WHAT TO PRODUCE: Locate each line in the following material that contains the string "批准文号", treating uppercase and lowercase as distinct, and copy every such line.

• • • •

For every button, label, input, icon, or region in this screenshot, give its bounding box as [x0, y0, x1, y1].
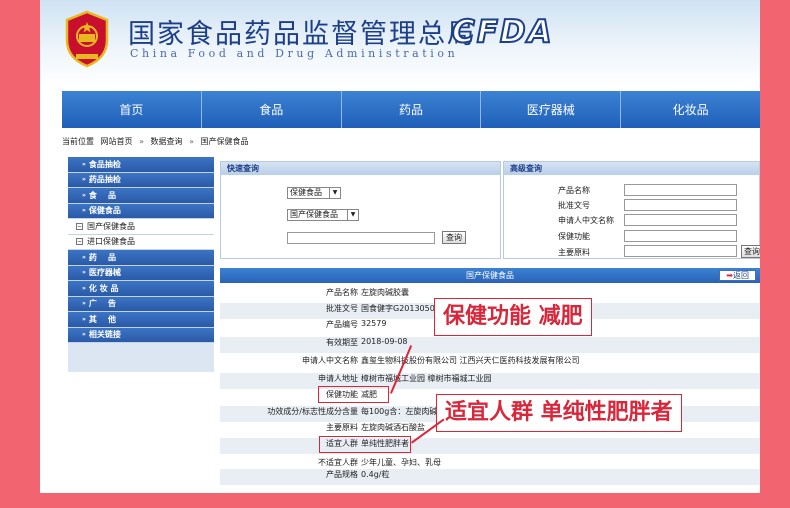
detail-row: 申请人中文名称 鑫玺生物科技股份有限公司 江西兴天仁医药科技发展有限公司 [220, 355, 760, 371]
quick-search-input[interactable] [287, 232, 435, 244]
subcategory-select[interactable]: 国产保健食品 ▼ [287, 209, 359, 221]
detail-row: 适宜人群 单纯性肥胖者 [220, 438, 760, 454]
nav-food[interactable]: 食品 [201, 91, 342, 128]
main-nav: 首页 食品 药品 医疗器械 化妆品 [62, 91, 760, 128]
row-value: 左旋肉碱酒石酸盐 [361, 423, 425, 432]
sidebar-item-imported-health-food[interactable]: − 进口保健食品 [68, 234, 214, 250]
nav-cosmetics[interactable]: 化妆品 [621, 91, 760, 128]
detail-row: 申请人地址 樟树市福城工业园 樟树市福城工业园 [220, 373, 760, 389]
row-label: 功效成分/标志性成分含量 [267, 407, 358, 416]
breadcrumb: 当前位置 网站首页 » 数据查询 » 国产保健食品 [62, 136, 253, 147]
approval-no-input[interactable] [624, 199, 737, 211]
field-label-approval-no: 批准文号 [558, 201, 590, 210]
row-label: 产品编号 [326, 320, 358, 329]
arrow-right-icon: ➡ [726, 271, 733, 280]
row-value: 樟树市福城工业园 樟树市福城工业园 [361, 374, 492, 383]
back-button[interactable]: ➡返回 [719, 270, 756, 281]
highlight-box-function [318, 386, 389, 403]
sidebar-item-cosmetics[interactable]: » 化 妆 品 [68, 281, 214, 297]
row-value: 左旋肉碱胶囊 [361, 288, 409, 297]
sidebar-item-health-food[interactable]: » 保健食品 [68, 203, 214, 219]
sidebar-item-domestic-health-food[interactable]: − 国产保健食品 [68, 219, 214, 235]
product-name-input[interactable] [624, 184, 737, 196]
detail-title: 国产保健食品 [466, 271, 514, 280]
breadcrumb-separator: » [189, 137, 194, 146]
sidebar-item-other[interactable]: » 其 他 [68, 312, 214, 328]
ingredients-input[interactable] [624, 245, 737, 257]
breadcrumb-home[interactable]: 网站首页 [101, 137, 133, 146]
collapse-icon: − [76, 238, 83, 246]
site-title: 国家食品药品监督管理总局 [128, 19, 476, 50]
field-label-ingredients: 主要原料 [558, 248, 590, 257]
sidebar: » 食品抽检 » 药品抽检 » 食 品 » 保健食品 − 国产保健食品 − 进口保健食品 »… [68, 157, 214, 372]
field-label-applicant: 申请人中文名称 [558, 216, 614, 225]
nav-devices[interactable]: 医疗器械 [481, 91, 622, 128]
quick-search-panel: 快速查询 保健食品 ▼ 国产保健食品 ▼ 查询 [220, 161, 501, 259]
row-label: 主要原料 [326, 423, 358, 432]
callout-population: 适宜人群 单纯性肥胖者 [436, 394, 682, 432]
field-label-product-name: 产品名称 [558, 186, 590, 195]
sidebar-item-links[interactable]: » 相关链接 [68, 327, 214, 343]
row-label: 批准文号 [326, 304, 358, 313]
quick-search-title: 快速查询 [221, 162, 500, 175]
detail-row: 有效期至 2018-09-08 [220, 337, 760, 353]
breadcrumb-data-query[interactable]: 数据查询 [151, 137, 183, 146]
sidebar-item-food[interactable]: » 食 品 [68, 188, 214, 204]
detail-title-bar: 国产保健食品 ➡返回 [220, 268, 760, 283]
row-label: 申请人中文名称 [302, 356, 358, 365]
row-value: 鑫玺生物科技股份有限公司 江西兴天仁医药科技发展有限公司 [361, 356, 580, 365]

• • • •

ANSWER TO THIS PROBLEM:
field-label-approval-no: 批准文号 [558, 201, 590, 210]
row-label: 批准文号 [326, 304, 358, 313]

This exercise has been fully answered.